## Task
Copy every line from the data below in which the string "Significant" can be found.
[start of Records supplied]
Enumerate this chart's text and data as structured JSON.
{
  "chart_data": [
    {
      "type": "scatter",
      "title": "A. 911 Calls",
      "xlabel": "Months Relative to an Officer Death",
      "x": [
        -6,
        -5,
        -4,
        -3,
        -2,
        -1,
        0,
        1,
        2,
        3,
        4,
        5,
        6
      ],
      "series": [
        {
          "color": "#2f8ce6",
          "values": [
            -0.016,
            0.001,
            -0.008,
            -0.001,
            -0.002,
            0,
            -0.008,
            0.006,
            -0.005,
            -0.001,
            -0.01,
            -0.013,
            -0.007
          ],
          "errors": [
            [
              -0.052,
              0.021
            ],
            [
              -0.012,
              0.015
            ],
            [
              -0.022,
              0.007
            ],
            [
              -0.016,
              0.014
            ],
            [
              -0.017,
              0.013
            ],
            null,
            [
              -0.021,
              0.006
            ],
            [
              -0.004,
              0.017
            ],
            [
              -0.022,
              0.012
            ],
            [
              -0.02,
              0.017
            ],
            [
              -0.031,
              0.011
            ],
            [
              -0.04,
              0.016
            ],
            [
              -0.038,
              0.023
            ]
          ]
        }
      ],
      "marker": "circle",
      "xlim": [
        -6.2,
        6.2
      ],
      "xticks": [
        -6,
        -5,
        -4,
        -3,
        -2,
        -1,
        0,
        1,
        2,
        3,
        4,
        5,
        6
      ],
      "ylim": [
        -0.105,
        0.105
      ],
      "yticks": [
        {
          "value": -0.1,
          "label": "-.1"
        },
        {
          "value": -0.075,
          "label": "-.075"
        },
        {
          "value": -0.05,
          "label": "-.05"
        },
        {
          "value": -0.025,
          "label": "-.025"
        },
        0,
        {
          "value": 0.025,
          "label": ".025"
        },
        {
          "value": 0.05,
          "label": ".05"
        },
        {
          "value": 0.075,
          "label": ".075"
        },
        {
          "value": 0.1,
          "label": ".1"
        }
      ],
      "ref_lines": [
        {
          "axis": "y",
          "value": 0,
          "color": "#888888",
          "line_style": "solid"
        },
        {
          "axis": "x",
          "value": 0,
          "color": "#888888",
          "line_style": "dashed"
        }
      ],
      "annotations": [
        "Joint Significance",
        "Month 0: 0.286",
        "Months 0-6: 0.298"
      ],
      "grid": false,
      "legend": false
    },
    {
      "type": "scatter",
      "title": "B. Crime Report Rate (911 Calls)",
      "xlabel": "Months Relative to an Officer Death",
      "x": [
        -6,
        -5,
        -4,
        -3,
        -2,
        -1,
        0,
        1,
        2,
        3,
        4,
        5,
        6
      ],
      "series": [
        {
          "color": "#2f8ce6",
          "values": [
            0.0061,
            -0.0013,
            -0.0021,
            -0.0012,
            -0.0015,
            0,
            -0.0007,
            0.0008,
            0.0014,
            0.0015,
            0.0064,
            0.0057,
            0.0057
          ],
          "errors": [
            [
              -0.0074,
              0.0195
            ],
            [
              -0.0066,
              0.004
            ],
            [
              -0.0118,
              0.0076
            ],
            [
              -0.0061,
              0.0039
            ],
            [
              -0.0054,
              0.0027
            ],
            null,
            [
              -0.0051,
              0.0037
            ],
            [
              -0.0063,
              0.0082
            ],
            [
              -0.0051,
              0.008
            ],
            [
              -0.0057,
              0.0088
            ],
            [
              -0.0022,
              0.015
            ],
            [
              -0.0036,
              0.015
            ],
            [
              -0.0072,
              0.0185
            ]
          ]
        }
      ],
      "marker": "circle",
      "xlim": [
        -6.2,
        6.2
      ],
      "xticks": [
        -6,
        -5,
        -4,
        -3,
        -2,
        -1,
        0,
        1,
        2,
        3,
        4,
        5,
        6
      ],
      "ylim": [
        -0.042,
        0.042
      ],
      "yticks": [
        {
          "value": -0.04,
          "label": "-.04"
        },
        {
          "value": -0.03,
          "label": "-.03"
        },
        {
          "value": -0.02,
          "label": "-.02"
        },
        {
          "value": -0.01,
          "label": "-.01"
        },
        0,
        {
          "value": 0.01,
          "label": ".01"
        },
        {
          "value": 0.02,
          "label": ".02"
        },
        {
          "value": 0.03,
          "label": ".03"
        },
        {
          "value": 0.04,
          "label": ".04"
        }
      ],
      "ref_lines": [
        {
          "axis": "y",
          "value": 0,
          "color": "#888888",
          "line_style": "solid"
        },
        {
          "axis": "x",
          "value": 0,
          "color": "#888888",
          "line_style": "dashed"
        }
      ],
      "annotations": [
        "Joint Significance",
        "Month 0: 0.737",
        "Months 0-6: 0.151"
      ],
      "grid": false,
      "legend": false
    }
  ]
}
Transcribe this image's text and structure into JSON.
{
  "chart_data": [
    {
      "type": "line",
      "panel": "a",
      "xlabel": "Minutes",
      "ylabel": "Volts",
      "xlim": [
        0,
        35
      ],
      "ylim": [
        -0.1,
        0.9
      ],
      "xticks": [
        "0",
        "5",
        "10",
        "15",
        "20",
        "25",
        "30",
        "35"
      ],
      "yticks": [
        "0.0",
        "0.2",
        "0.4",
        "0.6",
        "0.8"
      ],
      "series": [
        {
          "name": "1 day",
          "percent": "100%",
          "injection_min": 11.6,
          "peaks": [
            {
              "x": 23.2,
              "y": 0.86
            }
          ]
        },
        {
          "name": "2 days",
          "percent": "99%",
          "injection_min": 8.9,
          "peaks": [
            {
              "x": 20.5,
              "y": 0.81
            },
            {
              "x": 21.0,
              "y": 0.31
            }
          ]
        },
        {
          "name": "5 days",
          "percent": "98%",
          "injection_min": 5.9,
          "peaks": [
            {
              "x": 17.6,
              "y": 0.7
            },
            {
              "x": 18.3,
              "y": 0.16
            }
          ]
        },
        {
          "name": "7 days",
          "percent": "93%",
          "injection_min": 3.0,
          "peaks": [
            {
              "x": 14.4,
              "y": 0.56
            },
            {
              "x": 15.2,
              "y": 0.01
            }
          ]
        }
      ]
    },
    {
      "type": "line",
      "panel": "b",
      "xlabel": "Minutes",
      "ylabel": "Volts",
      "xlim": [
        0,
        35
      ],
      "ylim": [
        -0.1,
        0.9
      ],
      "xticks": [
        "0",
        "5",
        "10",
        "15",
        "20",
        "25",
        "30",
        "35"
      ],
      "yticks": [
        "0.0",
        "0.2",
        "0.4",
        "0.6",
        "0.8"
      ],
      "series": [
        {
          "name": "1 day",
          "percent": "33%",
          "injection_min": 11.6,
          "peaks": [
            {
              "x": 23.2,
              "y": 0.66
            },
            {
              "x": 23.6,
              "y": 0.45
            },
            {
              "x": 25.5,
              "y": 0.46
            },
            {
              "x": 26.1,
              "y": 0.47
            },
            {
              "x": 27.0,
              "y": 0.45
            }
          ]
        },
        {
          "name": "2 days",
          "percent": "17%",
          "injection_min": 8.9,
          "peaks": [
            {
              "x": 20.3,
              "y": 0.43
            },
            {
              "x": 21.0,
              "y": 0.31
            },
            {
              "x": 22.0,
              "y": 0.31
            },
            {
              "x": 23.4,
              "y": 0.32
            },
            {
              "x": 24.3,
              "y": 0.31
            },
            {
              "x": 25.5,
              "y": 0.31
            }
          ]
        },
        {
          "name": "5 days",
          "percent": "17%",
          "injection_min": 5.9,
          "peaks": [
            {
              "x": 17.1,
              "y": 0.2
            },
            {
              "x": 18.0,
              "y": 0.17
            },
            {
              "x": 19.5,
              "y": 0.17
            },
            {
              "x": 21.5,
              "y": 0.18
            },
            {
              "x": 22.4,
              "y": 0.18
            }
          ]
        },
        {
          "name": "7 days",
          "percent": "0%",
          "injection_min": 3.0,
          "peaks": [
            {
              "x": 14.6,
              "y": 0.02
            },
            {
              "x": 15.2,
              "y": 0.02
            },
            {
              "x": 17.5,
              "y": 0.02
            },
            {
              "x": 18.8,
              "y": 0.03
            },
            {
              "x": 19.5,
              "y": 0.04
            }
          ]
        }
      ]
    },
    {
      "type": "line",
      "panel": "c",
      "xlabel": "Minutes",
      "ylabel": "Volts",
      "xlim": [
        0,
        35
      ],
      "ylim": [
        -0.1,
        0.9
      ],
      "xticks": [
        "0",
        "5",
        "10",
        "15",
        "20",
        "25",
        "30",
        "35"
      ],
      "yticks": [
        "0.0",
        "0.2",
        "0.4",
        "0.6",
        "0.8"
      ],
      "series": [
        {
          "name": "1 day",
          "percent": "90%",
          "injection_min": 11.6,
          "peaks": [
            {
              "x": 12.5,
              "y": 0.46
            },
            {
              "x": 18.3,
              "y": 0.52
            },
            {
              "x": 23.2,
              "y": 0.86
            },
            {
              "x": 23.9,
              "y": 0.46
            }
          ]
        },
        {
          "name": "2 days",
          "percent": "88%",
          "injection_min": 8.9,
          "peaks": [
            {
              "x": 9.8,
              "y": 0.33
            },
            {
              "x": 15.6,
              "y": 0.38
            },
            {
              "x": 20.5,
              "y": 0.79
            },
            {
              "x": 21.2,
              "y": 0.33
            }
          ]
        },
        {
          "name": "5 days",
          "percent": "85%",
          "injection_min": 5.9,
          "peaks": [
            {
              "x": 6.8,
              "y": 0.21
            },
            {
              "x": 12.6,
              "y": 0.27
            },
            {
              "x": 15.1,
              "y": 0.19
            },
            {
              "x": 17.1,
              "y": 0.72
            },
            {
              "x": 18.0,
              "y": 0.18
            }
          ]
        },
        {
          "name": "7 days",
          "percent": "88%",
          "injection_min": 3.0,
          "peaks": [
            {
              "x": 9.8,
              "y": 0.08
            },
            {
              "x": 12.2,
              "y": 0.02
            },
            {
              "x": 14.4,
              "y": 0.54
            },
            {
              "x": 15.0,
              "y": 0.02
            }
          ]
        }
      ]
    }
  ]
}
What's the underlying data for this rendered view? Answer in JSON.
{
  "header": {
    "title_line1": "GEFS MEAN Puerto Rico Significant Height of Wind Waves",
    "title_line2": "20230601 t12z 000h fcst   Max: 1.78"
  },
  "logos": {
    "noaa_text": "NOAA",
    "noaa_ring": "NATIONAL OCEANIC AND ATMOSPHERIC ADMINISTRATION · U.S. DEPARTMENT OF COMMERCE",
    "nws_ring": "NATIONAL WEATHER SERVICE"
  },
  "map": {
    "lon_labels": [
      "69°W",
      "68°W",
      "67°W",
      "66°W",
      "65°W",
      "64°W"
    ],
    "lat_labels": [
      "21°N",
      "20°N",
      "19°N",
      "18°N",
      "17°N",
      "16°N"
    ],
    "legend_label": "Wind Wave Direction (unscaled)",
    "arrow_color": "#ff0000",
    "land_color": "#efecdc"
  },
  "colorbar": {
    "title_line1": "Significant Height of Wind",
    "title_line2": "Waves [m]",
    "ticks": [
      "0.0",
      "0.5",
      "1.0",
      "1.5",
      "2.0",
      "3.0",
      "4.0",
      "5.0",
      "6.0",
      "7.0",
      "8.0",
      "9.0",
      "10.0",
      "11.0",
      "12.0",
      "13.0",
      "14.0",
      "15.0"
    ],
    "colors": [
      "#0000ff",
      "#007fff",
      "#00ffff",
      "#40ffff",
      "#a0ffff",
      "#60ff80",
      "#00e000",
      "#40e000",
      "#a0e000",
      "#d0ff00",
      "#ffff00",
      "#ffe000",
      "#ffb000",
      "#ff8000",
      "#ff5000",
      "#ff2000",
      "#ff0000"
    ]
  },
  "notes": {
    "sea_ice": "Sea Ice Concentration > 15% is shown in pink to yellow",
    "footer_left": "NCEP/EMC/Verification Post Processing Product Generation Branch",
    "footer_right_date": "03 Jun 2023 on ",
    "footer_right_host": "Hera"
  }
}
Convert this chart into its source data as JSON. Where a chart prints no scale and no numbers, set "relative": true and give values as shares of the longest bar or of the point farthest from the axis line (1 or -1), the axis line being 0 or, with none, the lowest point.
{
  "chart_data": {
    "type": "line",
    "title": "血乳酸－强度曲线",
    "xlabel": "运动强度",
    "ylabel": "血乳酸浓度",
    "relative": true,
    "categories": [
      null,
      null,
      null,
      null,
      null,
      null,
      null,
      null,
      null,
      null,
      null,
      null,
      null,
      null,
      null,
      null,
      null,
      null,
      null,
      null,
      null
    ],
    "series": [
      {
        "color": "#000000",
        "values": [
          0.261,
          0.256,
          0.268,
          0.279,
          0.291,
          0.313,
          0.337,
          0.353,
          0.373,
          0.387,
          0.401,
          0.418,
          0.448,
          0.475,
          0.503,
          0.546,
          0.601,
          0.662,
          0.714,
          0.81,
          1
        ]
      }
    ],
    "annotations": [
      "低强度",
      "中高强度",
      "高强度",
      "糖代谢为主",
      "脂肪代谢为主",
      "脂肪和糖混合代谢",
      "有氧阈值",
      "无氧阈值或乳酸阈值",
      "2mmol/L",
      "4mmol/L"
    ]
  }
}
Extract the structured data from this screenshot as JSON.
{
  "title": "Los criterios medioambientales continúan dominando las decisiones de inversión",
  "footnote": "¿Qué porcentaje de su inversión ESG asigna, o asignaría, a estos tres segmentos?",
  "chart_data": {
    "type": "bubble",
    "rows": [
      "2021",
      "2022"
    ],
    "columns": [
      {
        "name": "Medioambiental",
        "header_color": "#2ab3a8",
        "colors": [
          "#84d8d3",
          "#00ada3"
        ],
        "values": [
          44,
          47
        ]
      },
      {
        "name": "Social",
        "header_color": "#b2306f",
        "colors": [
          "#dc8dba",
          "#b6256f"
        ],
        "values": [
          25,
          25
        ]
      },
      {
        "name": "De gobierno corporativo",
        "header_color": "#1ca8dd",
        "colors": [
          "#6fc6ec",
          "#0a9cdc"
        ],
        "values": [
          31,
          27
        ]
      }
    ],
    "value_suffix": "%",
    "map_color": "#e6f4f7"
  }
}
[end of Records supplied]
## Complete output
    "title_line1": "GEFS MEAN Puerto Rico Significant Height of Wind Waves",
    "title_line1": "Significant Height of Wind",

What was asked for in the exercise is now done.